Written problem >> Identify each line holding the string "玉川奈々福" and copy it.

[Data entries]
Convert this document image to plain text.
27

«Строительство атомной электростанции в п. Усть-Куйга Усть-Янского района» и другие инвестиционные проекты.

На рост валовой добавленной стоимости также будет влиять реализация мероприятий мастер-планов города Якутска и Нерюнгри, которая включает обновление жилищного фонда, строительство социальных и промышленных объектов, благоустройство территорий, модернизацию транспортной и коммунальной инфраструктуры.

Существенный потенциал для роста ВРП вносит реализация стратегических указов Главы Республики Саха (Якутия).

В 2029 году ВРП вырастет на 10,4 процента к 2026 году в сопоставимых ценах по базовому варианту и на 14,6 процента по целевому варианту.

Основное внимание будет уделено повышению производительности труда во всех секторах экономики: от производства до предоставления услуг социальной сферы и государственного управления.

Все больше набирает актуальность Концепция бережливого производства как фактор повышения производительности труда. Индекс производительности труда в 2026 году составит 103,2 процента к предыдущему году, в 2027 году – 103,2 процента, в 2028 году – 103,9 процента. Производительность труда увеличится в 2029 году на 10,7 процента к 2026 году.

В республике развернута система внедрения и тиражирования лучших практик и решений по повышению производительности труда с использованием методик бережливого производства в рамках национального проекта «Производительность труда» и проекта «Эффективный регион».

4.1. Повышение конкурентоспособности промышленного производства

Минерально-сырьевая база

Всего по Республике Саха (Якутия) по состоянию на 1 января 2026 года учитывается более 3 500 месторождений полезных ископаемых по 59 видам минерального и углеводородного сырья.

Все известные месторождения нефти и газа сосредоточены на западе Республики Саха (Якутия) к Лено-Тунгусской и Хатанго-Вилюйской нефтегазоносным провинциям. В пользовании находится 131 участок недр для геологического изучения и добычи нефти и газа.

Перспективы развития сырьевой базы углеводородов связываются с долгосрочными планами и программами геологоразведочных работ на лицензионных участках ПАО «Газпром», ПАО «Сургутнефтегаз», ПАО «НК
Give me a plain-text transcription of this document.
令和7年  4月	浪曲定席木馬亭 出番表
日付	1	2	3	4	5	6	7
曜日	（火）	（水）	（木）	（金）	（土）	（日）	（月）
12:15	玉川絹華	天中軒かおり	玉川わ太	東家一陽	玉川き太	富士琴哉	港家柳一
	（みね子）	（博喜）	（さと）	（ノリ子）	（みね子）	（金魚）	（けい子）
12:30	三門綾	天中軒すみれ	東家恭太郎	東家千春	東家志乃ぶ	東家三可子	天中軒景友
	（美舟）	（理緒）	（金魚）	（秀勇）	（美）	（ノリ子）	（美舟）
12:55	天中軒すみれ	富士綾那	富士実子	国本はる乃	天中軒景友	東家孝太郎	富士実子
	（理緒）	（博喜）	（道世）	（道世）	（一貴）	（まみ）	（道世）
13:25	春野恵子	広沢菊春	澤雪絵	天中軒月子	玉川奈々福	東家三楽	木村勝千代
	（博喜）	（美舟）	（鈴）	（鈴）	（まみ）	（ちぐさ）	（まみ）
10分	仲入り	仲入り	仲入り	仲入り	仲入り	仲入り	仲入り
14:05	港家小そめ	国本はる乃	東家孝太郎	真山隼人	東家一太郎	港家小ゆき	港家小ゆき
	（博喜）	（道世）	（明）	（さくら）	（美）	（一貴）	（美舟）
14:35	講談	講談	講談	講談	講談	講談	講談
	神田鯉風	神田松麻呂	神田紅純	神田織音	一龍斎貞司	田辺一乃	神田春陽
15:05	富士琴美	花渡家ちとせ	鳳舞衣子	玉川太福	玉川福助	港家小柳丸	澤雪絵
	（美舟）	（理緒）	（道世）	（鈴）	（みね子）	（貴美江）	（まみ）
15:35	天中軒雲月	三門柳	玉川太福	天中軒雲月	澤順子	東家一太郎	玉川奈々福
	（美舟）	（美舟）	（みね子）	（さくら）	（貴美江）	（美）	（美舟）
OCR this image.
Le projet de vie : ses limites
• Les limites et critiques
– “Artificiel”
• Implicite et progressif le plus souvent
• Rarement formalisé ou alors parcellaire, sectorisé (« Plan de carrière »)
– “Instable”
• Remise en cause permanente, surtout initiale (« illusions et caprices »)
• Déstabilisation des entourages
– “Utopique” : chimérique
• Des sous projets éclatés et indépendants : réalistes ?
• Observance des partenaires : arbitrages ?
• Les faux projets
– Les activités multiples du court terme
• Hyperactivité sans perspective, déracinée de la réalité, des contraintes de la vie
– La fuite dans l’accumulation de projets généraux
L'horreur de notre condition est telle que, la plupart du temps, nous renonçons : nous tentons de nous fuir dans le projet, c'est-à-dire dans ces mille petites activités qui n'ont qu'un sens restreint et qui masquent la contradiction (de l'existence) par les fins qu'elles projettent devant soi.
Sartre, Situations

The output >>
13:25	春野恵子	広沢菊春	澤雪絵	天中軒月子	玉川奈々福	東家三楽	木村勝千代
15:35	天中軒雲月	三門柳	玉川太福	天中軒雲月	澤順子	東家一太郎	玉川奈々福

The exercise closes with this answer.